Transcribe all records exactly.

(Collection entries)
↓

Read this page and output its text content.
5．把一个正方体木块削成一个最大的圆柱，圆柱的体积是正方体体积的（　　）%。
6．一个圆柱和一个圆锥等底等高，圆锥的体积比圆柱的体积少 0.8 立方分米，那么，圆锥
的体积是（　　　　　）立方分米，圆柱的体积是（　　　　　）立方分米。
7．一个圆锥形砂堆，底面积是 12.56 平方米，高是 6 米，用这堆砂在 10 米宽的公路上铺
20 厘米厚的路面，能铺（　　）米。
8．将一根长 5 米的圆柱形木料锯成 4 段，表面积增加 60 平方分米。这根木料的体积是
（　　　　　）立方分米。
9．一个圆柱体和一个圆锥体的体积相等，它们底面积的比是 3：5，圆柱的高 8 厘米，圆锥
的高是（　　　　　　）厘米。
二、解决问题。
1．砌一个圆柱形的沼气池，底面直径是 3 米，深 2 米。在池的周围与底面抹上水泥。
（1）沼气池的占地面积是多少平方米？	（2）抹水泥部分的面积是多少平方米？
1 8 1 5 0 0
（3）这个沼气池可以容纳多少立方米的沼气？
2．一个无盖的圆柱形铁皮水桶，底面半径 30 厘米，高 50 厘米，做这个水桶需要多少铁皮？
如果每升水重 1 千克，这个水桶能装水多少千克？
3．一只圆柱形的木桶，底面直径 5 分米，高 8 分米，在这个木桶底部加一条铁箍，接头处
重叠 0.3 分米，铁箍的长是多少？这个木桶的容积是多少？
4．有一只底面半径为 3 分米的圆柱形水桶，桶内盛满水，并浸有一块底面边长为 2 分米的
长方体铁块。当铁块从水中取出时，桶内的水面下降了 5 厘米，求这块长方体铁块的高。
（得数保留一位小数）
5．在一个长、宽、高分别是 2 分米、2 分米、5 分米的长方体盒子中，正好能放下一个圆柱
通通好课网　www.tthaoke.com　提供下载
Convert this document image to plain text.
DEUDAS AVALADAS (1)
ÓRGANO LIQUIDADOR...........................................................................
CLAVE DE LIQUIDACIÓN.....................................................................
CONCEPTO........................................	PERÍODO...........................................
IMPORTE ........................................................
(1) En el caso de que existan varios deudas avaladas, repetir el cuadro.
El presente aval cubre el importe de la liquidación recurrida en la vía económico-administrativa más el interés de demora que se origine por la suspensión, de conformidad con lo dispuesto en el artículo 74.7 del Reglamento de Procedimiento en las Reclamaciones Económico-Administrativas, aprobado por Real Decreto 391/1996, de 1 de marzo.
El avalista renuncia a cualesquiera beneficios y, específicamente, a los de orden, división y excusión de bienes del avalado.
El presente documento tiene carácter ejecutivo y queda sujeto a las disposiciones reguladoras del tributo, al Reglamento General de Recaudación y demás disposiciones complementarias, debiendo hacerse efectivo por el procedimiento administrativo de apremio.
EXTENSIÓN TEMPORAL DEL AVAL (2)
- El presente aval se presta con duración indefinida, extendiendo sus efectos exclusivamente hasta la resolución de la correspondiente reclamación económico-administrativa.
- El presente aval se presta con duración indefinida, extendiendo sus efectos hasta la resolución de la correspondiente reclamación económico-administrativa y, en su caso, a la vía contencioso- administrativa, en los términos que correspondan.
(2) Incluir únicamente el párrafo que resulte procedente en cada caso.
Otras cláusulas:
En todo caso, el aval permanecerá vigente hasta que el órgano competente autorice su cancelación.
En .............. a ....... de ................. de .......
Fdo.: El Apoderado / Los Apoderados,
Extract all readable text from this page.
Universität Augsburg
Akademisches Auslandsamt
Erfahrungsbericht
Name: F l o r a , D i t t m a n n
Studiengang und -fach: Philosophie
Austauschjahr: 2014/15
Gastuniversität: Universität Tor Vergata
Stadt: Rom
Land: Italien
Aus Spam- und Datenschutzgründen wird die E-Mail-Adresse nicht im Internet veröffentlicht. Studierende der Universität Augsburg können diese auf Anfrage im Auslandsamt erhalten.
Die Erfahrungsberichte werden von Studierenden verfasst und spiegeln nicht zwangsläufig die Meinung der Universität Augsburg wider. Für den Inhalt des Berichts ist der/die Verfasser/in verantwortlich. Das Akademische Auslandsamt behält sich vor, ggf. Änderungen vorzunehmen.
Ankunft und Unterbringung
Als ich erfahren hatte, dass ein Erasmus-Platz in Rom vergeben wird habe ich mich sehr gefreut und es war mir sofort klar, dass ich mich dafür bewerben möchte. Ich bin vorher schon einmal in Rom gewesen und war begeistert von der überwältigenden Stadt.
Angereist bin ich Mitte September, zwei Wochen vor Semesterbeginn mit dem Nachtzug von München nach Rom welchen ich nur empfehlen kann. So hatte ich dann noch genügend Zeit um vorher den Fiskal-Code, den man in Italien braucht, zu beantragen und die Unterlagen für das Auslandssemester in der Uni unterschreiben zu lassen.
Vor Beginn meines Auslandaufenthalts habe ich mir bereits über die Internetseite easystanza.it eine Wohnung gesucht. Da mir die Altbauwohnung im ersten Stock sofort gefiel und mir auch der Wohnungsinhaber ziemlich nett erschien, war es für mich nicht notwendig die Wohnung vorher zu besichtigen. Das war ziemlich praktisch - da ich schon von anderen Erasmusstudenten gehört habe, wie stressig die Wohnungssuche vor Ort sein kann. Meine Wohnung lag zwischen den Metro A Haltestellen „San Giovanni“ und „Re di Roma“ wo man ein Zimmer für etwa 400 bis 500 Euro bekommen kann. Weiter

↑

(ANSWER FOR THIS EXERCISE)
Read this page and output its text content.
5．把一个正方体木块削成一个最大的圆柱，圆柱的体积是正方体体积的（　　）%。
6．一个圆柱和一个圆锥等底等高，圆锥的体积比圆柱的体积少 0.8 立方分米，那么，圆锥
的体积是（　　　　　）立方分米，圆柱的体积是（　　　　　）立方分米。
7．一个圆锥形砂堆，底面积是 12.56 平方米，高是 6 米，用这堆砂在 10 米宽的公路上铺
20 厘米厚的路面，能铺（　　）米。
8．将一根长 5 米的圆柱形木料锯成 4 段，表面积增加 60 平方分米。这根木料的体积是
（　　　　　）立方分米。
9．一个圆柱体和一个圆锥体的体积相等，它们底面积的比是 3：5，圆柱的高 8 厘米，圆锥
的高是（　　　　　　）厘米。
二、解决问题。
1．砌一个圆柱形的沼气池，底面直径是 3 米，深 2 米。在池的周围与底面抹上水泥。
（1）沼气池的占地面积是多少平方米？	（2）抹水泥部分的面积是多少平方米？
1 8 1 5 0 0
（3）这个沼气池可以容纳多少立方米的沼气？
2．一个无盖的圆柱形铁皮水桶，底面半径 30 厘米，高 50 厘米，做这个水桶需要多少铁皮？
如果每升水重 1 千克，这个水桶能装水多少千克？
3．一只圆柱形的木桶，底面直径 5 分米，高 8 分米，在这个木桶底部加一条铁箍，接头处
重叠 0.3 分米，铁箍的长是多少？这个木桶的容积是多少？
4．有一只底面半径为 3 分米的圆柱形水桶，桶内盛满水，并浸有一块底面边长为 2 分米的
长方体铁块。当铁块从水中取出时，桶内的水面下降了 5 厘米，求这块长方体铁块的高。
（得数保留一位小数）
5．在一个长、宽、高分别是 2 分米、2 分米、5 分米的长方体盒子中，正好能放下一个圆柱
通通好课网　www.tthaoke.com　提供下载
Convert this document image to plain text.
DEUDAS AVALADAS (1)
ÓRGANO LIQUIDADOR...........................................................................
CLAVE DE LIQUIDACIÓN.....................................................................
CONCEPTO........................................	PERÍODO...........................................
IMPORTE ........................................................
(1) En el caso de que existan varios deudas avaladas, repetir el cuadro.
El presente aval cubre el importe de la liquidación recurrida en la vía económico-administrativa más el interés de demora que se origine por la suspensión, de conformidad con lo dispuesto en el artículo 74.7 del Reglamento de Procedimiento en las Reclamaciones Económico-Administrativas, aprobado por Real Decreto 391/1996, de 1 de marzo.
El avalista renuncia a cualesquiera beneficios y, específicamente, a los de orden, división y excusión de bienes del avalado.
El presente documento tiene carácter ejecutivo y queda sujeto a las disposiciones reguladoras del tributo, al Reglamento General de Recaudación y demás disposiciones complementarias, debiendo hacerse efectivo por el procedimiento administrativo de apremio.
EXTENSIÓN TEMPORAL DEL AVAL (2)
- El presente aval se presta con duración indefinida, extendiendo sus efectos exclusivamente hasta la resolución de la correspondiente reclamación económico-administrativa.
- El presente aval se presta con duración indefinida, extendiendo sus efectos hasta la resolución de la correspondiente reclamación económico-administrativa y, en su caso, a la vía contencioso- administrativa, en los términos que correspondan.
(2) Incluir únicamente el párrafo que resulte procedente en cada caso.
Otras cláusulas:
En todo caso, el aval permanecerá vigente hasta que el órgano competente autorice su cancelación.
En .............. a ....... de ................. de .......
Fdo.: El Apoderado / Los Apoderados,
Extract all readable text from this page.
Universität Augsburg
Akademisches Auslandsamt
Erfahrungsbericht
Name: F l o r a , D i t t m a n n
Studiengang und -fach: Philosophie
Austauschjahr: 2014/15
Gastuniversität: Universität Tor Vergata
Stadt: Rom
Land: Italien
Aus Spam- und Datenschutzgründen wird die E-Mail-Adresse nicht im Internet veröffentlicht. Studierende der Universität Augsburg können diese auf Anfrage im Auslandsamt erhalten.
Die Erfahrungsberichte werden von Studierenden verfasst und spiegeln nicht zwangsläufig die Meinung der Universität Augsburg wider. Für den Inhalt des Berichts ist der/die Verfasser/in verantwortlich. Das Akademische Auslandsamt behält sich vor, ggf. Änderungen vorzunehmen.
Ankunft und Unterbringung
Als ich erfahren hatte, dass ein Erasmus-Platz in Rom vergeben wird habe ich mich sehr gefreut und es war mir sofort klar, dass ich mich dafür bewerben möchte. Ich bin vorher schon einmal in Rom gewesen und war begeistert von der überwältigenden Stadt.
Angereist bin ich Mitte September, zwei Wochen vor Semesterbeginn mit dem Nachtzug von München nach Rom welchen ich nur empfehlen kann. So hatte ich dann noch genügend Zeit um vorher den Fiskal-Code, den man in Italien braucht, zu beantragen und die Unterlagen für das Auslandssemester in der Uni unterschreiben zu lassen.
Vor Beginn meines Auslandaufenthalts habe ich mir bereits über die Internetseite easystanza.it eine Wohnung gesucht. Da mir die Altbauwohnung im ersten Stock sofort gefiel und mir auch der Wohnungsinhaber ziemlich nett erschien, war es für mich nicht notwendig die Wohnung vorher zu besichtigen. Das war ziemlich praktisch - da ich schon von anderen Erasmusstudenten gehört habe, wie stressig die Wohnungssuche vor Ort sein kann. Meine Wohnung lag zwischen den Metro A Haltestellen „San Giovanni“ und „Re di Roma“ wo man ein Zimmer für etwa 400 bis 500 Euro bekommen kann. Weiter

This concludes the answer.